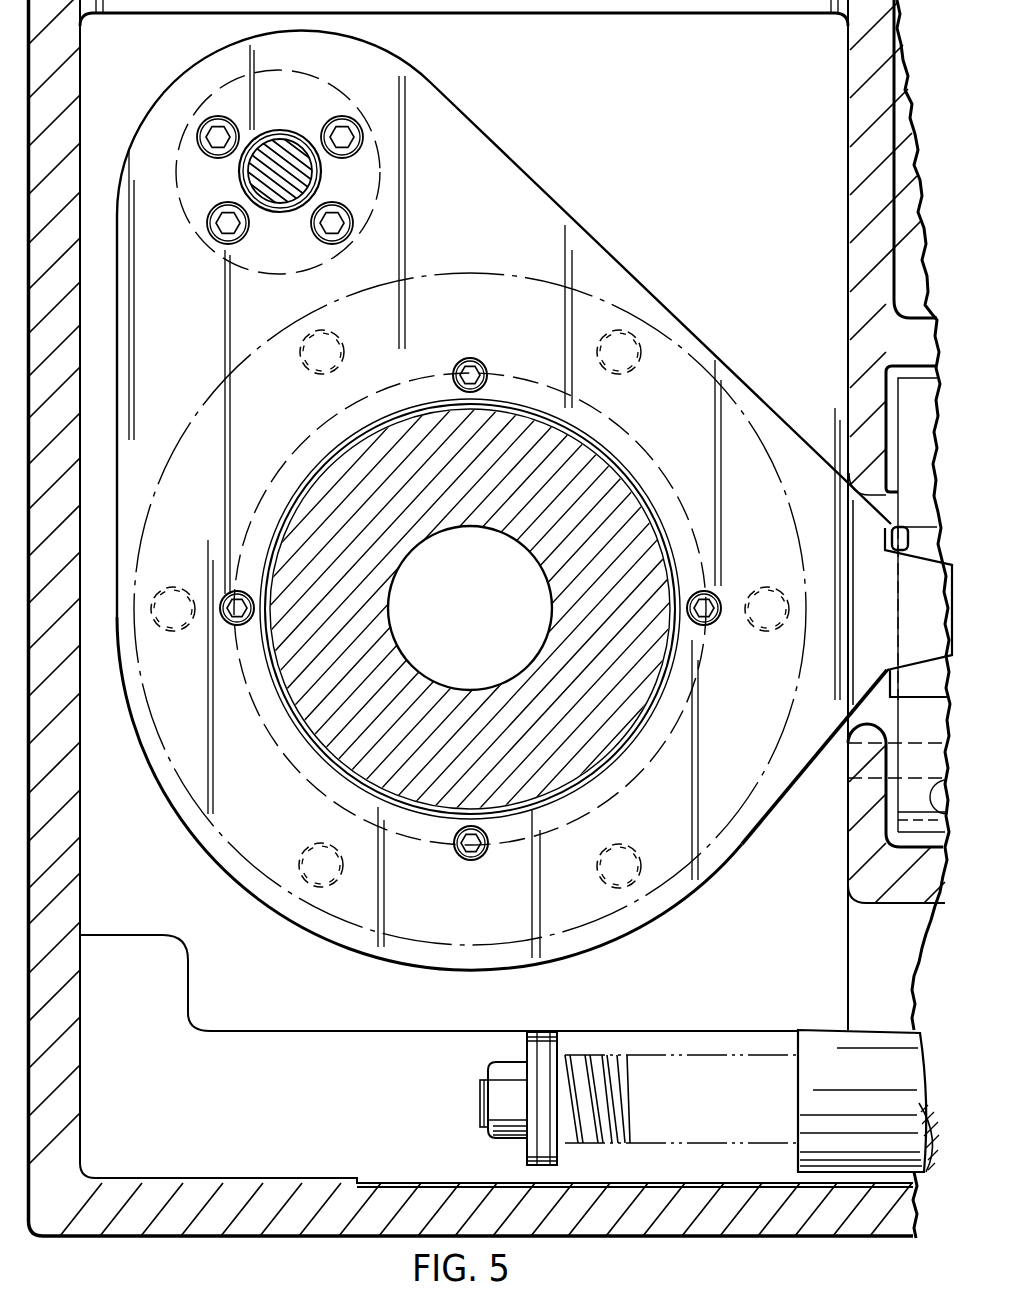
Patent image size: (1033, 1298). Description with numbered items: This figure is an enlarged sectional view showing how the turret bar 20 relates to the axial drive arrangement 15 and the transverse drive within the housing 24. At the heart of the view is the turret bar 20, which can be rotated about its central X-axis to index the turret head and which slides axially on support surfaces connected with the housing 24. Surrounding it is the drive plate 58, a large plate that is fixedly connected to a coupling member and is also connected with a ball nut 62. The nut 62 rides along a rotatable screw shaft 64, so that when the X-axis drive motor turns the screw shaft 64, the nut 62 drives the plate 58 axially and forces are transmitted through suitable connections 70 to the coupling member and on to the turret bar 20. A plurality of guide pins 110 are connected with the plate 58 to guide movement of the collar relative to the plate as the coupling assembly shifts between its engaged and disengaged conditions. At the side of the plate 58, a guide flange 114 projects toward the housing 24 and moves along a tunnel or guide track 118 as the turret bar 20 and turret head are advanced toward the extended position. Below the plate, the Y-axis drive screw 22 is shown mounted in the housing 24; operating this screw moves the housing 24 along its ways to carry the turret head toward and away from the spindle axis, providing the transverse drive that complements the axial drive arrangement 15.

The axial drive arrangement 15 is at (265, 153).
The ball nut 62 is at (348, 106).
The screw shaft 64 is at (284, 148).
The housing 24 is at (499, 13).
The drive plate 58 is at (620, 255).
The turret bar 20 is at (515, 530).
The connections 70 is at (486, 350).
The guide pins 110 is at (314, 372).
The guide track 118 is at (890, 537).
The guide flange 114 is at (935, 598).
The Y-axis drive screw 22 is at (672, 1052).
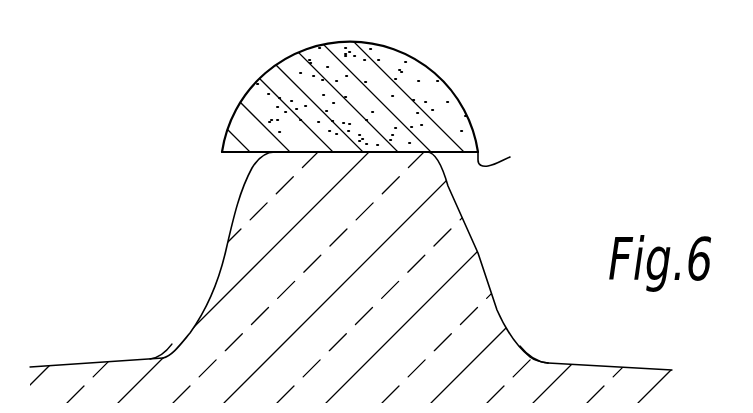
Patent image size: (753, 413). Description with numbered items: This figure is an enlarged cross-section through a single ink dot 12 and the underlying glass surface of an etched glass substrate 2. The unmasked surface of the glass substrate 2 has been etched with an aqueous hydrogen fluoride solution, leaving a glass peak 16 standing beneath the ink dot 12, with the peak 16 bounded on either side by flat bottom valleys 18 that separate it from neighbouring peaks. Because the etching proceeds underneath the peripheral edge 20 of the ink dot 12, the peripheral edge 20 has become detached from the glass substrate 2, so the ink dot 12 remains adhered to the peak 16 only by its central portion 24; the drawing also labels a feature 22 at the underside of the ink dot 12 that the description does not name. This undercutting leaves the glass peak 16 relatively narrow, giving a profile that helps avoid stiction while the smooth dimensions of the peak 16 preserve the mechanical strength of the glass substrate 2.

The glass substrate 2 is at (373, 387).
The ink dot 12 is at (447, 112).
The glass peak 16 is at (425, 222).
The flat bottom valley 18 is at (168, 348).
The peripheral edge 20 is at (510, 158).
The interface layer 22 is at (333, 151).
The central portion 24 is at (358, 133).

---+---

- **THE PROBLEM**
Output every line of the material above verbatim, leaving out the two pictures.

- **WORKED ANSWER**
Patent image size: (1033, 1298). Description with numbered items: This figure is an enlarged sectional view showing how the turret bar 20 relates to the axial drive arrangement 15 and the transverse drive within the housing 24. At the heart of the view is the turret bar 20, which can be rotated about its central X-axis to index the turret head and which slides axially on support surfaces connected with the housing 24. Surrounding it is the drive plate 58, a large plate that is fixedly connected to a coupling member and is also connected with a ball nut 62. The nut 62 rides along a rotatable screw shaft 64, so that when the X-axis drive motor turns the screw shaft 64, the nut 62 drives the plate 58 axially and forces are transmitted through suitable connections 70 to the coupling member and on to the turret bar 20. A plurality of guide pins 110 are connected with the plate 58 to guide movement of the collar relative to the plate as the coupling assembly shifts between its engaged and disengaged conditions. At the side of the plate 58, a guide flange 114 projects toward the housing 24 and moves along a tunnel or guide track 118 as the turret bar 20 and turret head are advanced toward the extended position. Below the plate, the Y-axis drive screw 22 is shown mounted in the housing 24; operating this screw moves the housing 24 along its ways to carry the turret head toward and away from the spindle axis, providing the transverse drive that complements the axial drive arrangement 15.

The axial drive arrangement 15 is at (265, 153).
The ball nut 62 is at (348, 106).
The screw shaft 64 is at (284, 148).
The housing 24 is at (499, 13).
The drive plate 58 is at (620, 255).
The turret bar 20 is at (515, 530).
The connections 70 is at (486, 350).
The guide pins 110 is at (314, 372).
The guide track 118 is at (890, 537).
The guide flange 114 is at (935, 598).
The Y-axis drive screw 22 is at (672, 1052).
Patent image size: (753, 413). Description with numbered items: This figure is an enlarged cross-section through a single ink dot 12 and the underlying glass surface of an etched glass substrate 2. The unmasked surface of the glass substrate 2 has been etched with an aqueous hydrogen fluoride solution, leaving a glass peak 16 standing beneath the ink dot 12, with the peak 16 bounded on either side by flat bottom valleys 18 that separate it from neighbouring peaks. Because the etching proceeds underneath the peripheral edge 20 of the ink dot 12, the peripheral edge 20 has become detached from the glass substrate 2, so the ink dot 12 remains adhered to the peak 16 only by its central portion 24; the drawing also labels a feature 22 at the underside of the ink dot 12 that the description does not name. This undercutting leaves the glass peak 16 relatively narrow, giving a profile that helps avoid stiction while the smooth dimensions of the peak 16 preserve the mechanical strength of the glass substrate 2.

The glass substrate 2 is at (373, 387).
The ink dot 12 is at (447, 112).
The glass peak 16 is at (425, 222).
The flat bottom valley 18 is at (168, 348).
The peripheral edge 20 is at (510, 158).
The interface layer 22 is at (333, 151).
The central portion 24 is at (358, 133).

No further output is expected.